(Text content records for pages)
^^^^^^^^
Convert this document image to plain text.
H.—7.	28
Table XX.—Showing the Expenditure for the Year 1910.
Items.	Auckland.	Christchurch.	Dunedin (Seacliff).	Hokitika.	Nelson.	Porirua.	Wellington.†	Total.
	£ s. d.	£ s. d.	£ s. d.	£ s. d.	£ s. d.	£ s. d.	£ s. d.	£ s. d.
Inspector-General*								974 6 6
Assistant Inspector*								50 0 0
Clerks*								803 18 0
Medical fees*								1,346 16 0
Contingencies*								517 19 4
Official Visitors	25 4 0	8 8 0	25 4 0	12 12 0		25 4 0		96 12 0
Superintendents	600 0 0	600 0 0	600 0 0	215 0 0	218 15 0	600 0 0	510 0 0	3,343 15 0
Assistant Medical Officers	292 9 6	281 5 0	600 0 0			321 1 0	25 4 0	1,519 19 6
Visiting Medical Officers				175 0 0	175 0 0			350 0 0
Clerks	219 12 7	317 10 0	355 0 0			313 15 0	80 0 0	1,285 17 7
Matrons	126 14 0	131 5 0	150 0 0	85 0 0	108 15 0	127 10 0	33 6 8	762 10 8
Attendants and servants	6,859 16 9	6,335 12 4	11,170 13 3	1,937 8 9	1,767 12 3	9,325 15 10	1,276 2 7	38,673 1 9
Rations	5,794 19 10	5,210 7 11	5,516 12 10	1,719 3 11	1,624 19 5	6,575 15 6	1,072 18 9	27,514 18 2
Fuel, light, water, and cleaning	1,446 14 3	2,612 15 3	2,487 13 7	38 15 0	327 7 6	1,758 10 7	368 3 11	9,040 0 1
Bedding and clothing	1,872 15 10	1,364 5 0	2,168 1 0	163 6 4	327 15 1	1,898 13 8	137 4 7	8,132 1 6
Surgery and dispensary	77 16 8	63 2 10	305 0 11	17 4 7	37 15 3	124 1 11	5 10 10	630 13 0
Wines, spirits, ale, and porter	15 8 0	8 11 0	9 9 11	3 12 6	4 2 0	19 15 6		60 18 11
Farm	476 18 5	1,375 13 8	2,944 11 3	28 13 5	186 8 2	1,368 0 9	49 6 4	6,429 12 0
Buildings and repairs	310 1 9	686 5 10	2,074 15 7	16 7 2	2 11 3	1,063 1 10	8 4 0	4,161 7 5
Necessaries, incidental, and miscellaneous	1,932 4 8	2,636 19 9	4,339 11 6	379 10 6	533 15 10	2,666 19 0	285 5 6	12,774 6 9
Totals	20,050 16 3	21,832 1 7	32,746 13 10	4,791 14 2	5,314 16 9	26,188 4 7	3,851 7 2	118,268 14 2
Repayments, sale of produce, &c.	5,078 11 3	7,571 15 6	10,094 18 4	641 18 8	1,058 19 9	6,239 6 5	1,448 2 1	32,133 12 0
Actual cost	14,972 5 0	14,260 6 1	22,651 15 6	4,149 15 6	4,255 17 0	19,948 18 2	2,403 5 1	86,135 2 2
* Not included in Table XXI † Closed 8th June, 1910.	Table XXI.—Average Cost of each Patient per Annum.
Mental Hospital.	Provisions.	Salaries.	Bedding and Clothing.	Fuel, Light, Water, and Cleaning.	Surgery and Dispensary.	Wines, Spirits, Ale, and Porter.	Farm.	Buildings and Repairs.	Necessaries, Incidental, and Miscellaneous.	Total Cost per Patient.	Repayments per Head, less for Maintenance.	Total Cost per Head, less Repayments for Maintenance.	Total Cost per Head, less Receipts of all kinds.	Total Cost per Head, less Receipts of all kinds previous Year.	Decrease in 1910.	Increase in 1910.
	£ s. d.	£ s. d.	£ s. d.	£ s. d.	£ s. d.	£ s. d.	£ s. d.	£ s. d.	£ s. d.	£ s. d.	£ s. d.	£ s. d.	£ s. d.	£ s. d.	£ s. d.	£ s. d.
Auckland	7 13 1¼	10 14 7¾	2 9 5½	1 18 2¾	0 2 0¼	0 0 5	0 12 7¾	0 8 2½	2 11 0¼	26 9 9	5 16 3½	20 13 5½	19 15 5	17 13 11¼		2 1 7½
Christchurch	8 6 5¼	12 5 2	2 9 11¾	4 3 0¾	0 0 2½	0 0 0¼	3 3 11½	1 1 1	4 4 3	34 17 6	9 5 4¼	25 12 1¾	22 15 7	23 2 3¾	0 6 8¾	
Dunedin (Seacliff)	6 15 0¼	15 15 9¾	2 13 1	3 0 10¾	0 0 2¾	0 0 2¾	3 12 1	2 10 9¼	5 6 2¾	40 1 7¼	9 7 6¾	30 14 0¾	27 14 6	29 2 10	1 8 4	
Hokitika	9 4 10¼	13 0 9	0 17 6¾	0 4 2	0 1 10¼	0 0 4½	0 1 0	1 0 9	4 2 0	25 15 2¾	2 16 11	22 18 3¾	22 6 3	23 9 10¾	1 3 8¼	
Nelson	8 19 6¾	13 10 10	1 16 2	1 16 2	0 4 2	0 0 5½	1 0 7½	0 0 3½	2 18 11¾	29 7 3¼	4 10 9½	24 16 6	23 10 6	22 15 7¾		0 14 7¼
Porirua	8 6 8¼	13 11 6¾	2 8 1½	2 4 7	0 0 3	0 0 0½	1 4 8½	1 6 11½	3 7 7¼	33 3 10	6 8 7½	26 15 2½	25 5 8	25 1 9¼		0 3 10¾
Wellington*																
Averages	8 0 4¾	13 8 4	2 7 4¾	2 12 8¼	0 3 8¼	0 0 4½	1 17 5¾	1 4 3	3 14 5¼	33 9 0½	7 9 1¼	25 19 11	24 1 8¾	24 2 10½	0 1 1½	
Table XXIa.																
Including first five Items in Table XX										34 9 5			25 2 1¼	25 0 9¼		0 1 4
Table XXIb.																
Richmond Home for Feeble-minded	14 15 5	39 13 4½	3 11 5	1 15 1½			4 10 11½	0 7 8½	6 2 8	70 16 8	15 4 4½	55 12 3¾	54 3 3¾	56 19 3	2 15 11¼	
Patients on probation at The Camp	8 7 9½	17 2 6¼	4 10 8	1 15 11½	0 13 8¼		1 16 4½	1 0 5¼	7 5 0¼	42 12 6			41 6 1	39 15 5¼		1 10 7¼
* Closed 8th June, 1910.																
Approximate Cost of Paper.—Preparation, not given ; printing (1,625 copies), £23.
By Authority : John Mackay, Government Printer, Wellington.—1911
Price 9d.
^^^^^^^^
WORK TASK>
Return every entry above with nothing altered.

RESULT>
Convert this document image to plain text.
H.—7.	28
Table XX.—Showing the Expenditure for the Year 1910.
Items.	Auckland.	Christchurch.	Dunedin (Seacliff).	Hokitika.	Nelson.	Porirua.	Wellington.†	Total.
	£ s. d.	£ s. d.	£ s. d.	£ s. d.	£ s. d.	£ s. d.	£ s. d.	£ s. d.
Inspector-General*								974 6 6
Assistant Inspector*								50 0 0
Clerks*								803 18 0
Medical fees*								1,346 16 0
Contingencies*								517 19 4
Official Visitors	25 4 0	8 8 0	25 4 0	12 12 0		25 4 0		96 12 0
Superintendents	600 0 0	600 0 0	600 0 0	215 0 0	218 15 0	600 0 0	510 0 0	3,343 15 0
Assistant Medical Officers	292 9 6	281 5 0	600 0 0			321 1 0	25 4 0	1,519 19 6
Visiting Medical Officers				175 0 0	175 0 0			350 0 0
Clerks	219 12 7	317 10 0	355 0 0			313 15 0	80 0 0	1,285 17 7
Matrons	126 14 0	131 5 0	150 0 0	85 0 0	108 15 0	127 10 0	33 6 8	762 10 8
Attendants and servants	6,859 16 9	6,335 12 4	11,170 13 3	1,937 8 9	1,767 12 3	9,325 15 10	1,276 2 7	38,673 1 9
Rations	5,794 19 10	5,210 7 11	5,516 12 10	1,719 3 11	1,624 19 5	6,575 15 6	1,072 18 9	27,514 18 2
Fuel, light, water, and cleaning	1,446 14 3	2,612 15 3	2,487 13 7	38 15 0	327 7 6	1,758 10 7	368 3 11	9,040 0 1
Bedding and clothing	1,872 15 10	1,364 5 0	2,168 1 0	163 6 4	327 15 1	1,898 13 8	137 4 7	8,132 1 6
Surgery and dispensary	77 16 8	63 2 10	305 0 11	17 4 7	37 15 3	124 1 11	5 10 10	630 13 0
Wines, spirits, ale, and porter	15 8 0	8 11 0	9 9 11	3 12 6	4 2 0	19 15 6		60 18 11
Farm	476 18 5	1,375 13 8	2,944 11 3	28 13 5	186 8 2	1,368 0 9	49 6 4	6,429 12 0
Buildings and repairs	310 1 9	686 5 10	2,074 15 7	16 7 2	2 11 3	1,063 1 10	8 4 0	4,161 7 5
Necessaries, incidental, and miscellaneous	1,932 4 8	2,636 19 9	4,339 11 6	379 10 6	533 15 10	2,666 19 0	285 5 6	12,774 6 9
Totals	20,050 16 3	21,832 1 7	32,746 13 10	4,791 14 2	5,314 16 9	26,188 4 7	3,851 7 2	118,268 14 2
Repayments, sale of produce, &c.	5,078 11 3	7,571 15 6	10,094 18 4	641 18 8	1,058 19 9	6,239 6 5	1,448 2 1	32,133 12 0
Actual cost	14,972 5 0	14,260 6 1	22,651 15 6	4,149 15 6	4,255 17 0	19,948 18 2	2,403 5 1	86,135 2 2
* Not included in Table XXI † Closed 8th June, 1910.	Table XXI.—Average Cost of each Patient per Annum.
Mental Hospital.	Provisions.	Salaries.	Bedding and Clothing.	Fuel, Light, Water, and Cleaning.	Surgery and Dispensary.	Wines, Spirits, Ale, and Porter.	Farm.	Buildings and Repairs.	Necessaries, Incidental, and Miscellaneous.	Total Cost per Patient.	Repayments per Head, less for Maintenance.	Total Cost per Head, less Repayments for Maintenance.	Total Cost per Head, less Receipts of all kinds.	Total Cost per Head, less Receipts of all kinds previous Year.	Decrease in 1910.	Increase in 1910.
	£ s. d.	£ s. d.	£ s. d.	£ s. d.	£ s. d.	£ s. d.	£ s. d.	£ s. d.	£ s. d.	£ s. d.	£ s. d.	£ s. d.	£ s. d.	£ s. d.	£ s. d.	£ s. d.
Auckland	7 13 1¼	10 14 7¾	2 9 5½	1 18 2¾	0 2 0¼	0 0 5	0 12 7¾	0 8 2½	2 11 0¼	26 9 9	5 16 3½	20 13 5½	19 15 5	17 13 11¼		2 1 7½
Christchurch	8 6 5¼	12 5 2	2 9 11¾	4 3 0¾	0 0 2½	0 0 0¼	3 3 11½	1 1 1	4 4 3	34 17 6	9 5 4¼	25 12 1¾	22 15 7	23 2 3¾	0 6 8¾	
Dunedin (Seacliff)	6 15 0¼	15 15 9¾	2 13 1	3 0 10¾	0 0 2¾	0 0 2¾	3 12 1	2 10 9¼	5 6 2¾	40 1 7¼	9 7 6¾	30 14 0¾	27 14 6	29 2 10	1 8 4	
Hokitika	9 4 10¼	13 0 9	0 17 6¾	0 4 2	0 1 10¼	0 0 4½	0 1 0	1 0 9	4 2 0	25 15 2¾	2 16 11	22 18 3¾	22 6 3	23 9 10¾	1 3 8¼	
Nelson	8 19 6¾	13 10 10	1 16 2	1 16 2	0 4 2	0 0 5½	1 0 7½	0 0 3½	2 18 11¾	29 7 3¼	4 10 9½	24 16 6	23 10 6	22 15 7¾		0 14 7¼
Porirua	8 6 8¼	13 11 6¾	2 8 1½	2 4 7	0 0 3	0 0 0½	1 4 8½	1 6 11½	3 7 7¼	33 3 10	6 8 7½	26 15 2½	25 5 8	25 1 9¼		0 3 10¾
Wellington*																
Averages	8 0 4¾	13 8 4	2 7 4¾	2 12 8¼	0 3 8¼	0 0 4½	1 17 5¾	1 4 3	3 14 5¼	33 9 0½	7 9 1¼	25 19 11	24 1 8¾	24 2 10½	0 1 1½	
Table XXIa.																
Including first five Items in Table XX										34 9 5			25 2 1¼	25 0 9¼		0 1 4
Table XXIb.																
Richmond Home for Feeble-minded	14 15 5	39 13 4½	3 11 5	1 15 1½			4 10 11½	0 7 8½	6 2 8	70 16 8	15 4 4½	55 12 3¾	54 3 3¾	56 19 3	2 15 11¼	
Patients on probation at The Camp	8 7 9½	17 2 6¼	4 10 8	1 15 11½	0 13 8¼		1 16 4½	1 0 5¼	7 5 0¼	42 12 6			41 6 1	39 15 5¼		1 10 7¼
* Closed 8th June, 1910.																
Approximate Cost of Paper.—Preparation, not given ; printing (1,625 copies), £23.
By Authority : John Mackay, Government Printer, Wellington.—1911
Price 9d.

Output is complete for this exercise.